• _WHAT THE EXERCISE ASKS_
Wherever the word "icon" appears in a line, extract that line.

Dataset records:
================================

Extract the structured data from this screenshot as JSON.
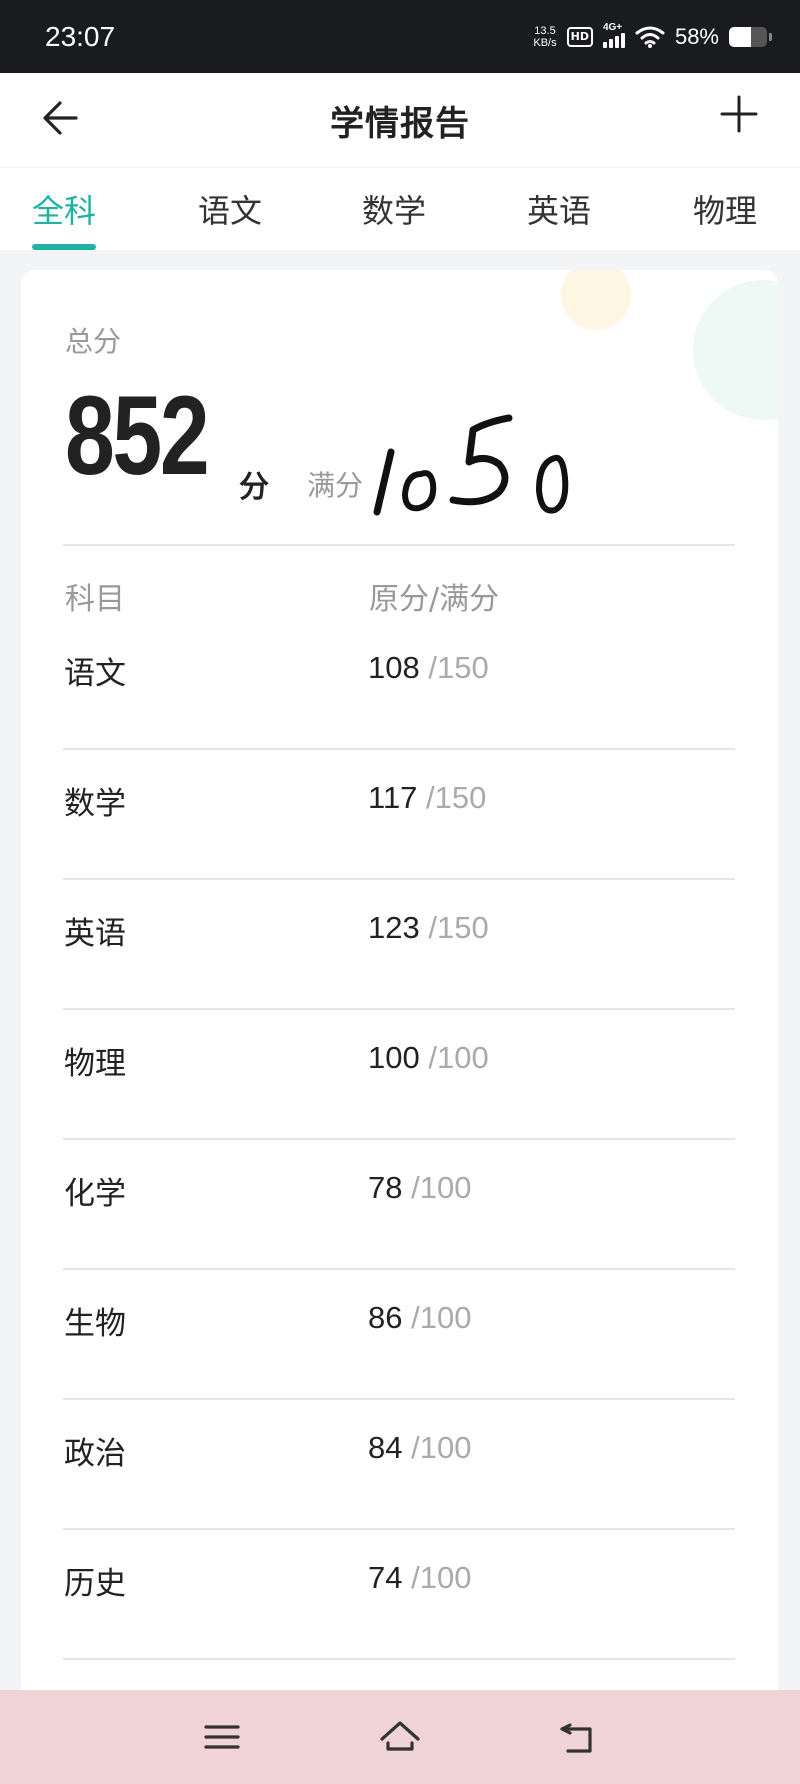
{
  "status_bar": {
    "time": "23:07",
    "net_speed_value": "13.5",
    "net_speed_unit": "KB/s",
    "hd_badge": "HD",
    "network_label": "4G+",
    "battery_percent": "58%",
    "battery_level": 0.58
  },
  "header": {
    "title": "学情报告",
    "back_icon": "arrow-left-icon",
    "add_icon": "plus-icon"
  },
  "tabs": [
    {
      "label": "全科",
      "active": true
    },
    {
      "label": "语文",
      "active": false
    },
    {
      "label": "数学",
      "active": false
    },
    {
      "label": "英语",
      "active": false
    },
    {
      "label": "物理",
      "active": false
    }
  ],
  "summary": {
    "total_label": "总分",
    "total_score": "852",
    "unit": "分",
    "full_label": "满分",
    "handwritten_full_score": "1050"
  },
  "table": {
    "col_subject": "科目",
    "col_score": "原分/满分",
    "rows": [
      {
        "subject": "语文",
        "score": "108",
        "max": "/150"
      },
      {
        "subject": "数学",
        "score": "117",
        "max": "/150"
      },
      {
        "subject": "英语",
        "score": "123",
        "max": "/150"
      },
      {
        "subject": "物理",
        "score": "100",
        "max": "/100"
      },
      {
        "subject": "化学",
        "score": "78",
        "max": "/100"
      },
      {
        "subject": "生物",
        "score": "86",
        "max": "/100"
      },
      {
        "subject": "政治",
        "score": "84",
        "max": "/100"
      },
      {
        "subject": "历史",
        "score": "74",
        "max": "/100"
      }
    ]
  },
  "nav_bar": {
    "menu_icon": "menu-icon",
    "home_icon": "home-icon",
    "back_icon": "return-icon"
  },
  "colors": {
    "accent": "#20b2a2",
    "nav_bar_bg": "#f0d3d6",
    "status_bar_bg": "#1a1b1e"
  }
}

================================

• _SOLUTION FOR THIS EXERCISE_
    "back_icon": "arrow-left-icon",
    "add_icon": "plus-icon"
    "menu_icon": "menu-icon",
    "home_icon": "home-icon",
    "back_icon": "return-icon"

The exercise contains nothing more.